STATED TASK:
Copy out all the data, word for word.

DATA SECTION:
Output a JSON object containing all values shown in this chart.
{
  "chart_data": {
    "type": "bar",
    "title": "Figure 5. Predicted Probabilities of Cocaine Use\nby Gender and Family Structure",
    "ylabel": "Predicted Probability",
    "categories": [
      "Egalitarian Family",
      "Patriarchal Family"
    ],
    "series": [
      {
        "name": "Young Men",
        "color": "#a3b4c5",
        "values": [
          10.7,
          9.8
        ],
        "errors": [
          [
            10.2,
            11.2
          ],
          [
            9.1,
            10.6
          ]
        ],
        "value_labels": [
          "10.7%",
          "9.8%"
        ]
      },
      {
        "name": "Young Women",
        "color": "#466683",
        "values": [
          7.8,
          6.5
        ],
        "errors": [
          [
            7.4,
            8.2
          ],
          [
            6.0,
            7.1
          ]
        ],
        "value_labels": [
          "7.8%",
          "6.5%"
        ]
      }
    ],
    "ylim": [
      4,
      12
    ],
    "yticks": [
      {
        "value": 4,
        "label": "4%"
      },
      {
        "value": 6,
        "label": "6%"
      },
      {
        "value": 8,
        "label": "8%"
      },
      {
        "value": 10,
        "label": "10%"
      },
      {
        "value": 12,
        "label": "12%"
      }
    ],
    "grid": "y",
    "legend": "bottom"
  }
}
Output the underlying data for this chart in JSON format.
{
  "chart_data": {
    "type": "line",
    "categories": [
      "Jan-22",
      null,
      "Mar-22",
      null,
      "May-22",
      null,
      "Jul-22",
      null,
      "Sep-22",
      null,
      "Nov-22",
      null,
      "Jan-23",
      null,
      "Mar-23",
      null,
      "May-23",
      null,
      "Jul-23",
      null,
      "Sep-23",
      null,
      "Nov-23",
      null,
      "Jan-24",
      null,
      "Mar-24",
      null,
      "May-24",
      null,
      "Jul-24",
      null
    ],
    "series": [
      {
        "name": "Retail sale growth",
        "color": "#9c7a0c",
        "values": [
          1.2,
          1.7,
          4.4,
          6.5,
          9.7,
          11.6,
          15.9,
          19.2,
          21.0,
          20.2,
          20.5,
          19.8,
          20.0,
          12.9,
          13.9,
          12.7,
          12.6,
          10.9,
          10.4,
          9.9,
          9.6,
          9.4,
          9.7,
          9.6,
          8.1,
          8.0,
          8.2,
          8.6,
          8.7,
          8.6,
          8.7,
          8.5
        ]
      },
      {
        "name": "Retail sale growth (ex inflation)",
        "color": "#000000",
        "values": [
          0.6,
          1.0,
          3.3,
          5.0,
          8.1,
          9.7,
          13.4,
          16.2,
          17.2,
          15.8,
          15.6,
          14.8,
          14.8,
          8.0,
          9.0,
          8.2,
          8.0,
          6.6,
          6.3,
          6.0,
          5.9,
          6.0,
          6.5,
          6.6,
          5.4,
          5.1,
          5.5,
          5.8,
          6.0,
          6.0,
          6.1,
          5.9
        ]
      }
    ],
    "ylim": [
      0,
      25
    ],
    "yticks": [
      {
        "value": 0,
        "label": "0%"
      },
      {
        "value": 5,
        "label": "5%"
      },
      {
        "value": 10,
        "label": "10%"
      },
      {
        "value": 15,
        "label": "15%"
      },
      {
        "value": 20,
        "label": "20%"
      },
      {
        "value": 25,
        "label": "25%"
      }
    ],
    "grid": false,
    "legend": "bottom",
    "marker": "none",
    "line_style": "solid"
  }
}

OUTPUT OF THE TASK:
Output a JSON object containing all values shown in this chart.
{
  "chart_data": {
    "type": "bar",
    "title": "Figure 5. Predicted Probabilities of Cocaine Use\nby Gender and Family Structure",
    "ylabel": "Predicted Probability",
    "categories": [
      "Egalitarian Family",
      "Patriarchal Family"
    ],
    "series": [
      {
        "name": "Young Men",
        "color": "#a3b4c5",
        "values": [
          10.7,
          9.8
        ],
        "errors": [
          [
            10.2,
            11.2
          ],
          [
            9.1,
            10.6
          ]
        ],
        "value_labels": [
          "10.7%",
          "9.8%"
        ]
      },
      {
        "name": "Young Women",
        "color": "#466683",
        "values": [
          7.8,
          6.5
        ],
        "errors": [
          [
            7.4,
            8.2
          ],
          [
            6.0,
            7.1
          ]
        ],
        "value_labels": [
          "7.8%",
          "6.5%"
        ]
      }
    ],
    "ylim": [
      4,
      12
    ],
    "yticks": [
      {
        "value": 4,
        "label": "4%"
      },
      {
        "value": 6,
        "label": "6%"
      },
      {
        "value": 8,
        "label": "8%"
      },
      {
        "value": 10,
        "label": "10%"
      },
      {
        "value": 12,
        "label": "12%"
      }
    ],
    "grid": "y",
    "legend": "bottom"
  }
}
Output the underlying data for this chart in JSON format.
{
  "chart_data": {
    "type": "line",
    "categories": [
      "Jan-22",
      null,
      "Mar-22",
      null,
      "May-22",
      null,
      "Jul-22",
      null,
      "Sep-22",
      null,
      "Nov-22",
      null,
      "Jan-23",
      null,
      "Mar-23",
      null,
      "May-23",
      null,
      "Jul-23",
      null,
      "Sep-23",
      null,
      "Nov-23",
      null,
      "Jan-24",
      null,
      "Mar-24",
      null,
      "May-24",
      null,
      "Jul-24",
      null
    ],
    "series": [
      {
        "name": "Retail sale growth",
        "color": "#9c7a0c",
        "values": [
          1.2,
          1.7,
          4.4,
          6.5,
          9.7,
          11.6,
          15.9,
          19.2,
          21.0,
          20.2,
          20.5,
          19.8,
          20.0,
          12.9,
          13.9,
          12.7,
          12.6,
          10.9,
          10.4,
          9.9,
          9.6,
          9.4,
          9.7,
          9.6,
          8.1,
          8.0,
          8.2,
          8.6,
          8.7,
          8.6,
          8.7,
          8.5
        ]
      },
      {
        "name": "Retail sale growth (ex inflation)",
        "color": "#000000",
        "values": [
          0.6,
          1.0,
          3.3,
          5.0,
          8.1,
          9.7,
          13.4,
          16.2,
          17.2,
          15.8,
          15.6,
          14.8,
          14.8,
          8.0,
          9.0,
          8.2,
          8.0,
          6.6,
          6.3,
          6.0,
          5.9,
          6.0,
          6.5,
          6.6,
          5.4,
          5.1,
          5.5,
          5.8,
          6.0,
          6.0,
          6.1,
          5.9
        ]
      }
    ],
    "ylim": [
      0,
      25
    ],
    "yticks": [
      {
        "value": 0,
        "label": "0%"
      },
      {
        "value": 5,
        "label": "5%"
      },
      {
        "value": 10,
        "label": "10%"
      },
      {
        "value": 15,
        "label": "15%"
      },
      {
        "value": 20,
        "label": "20%"
      },
      {
        "value": 25,
        "label": "25%"
      }
    ],
    "grid": false,
    "legend": "bottom",
    "marker": "none",
    "line_style": "solid"
  }
}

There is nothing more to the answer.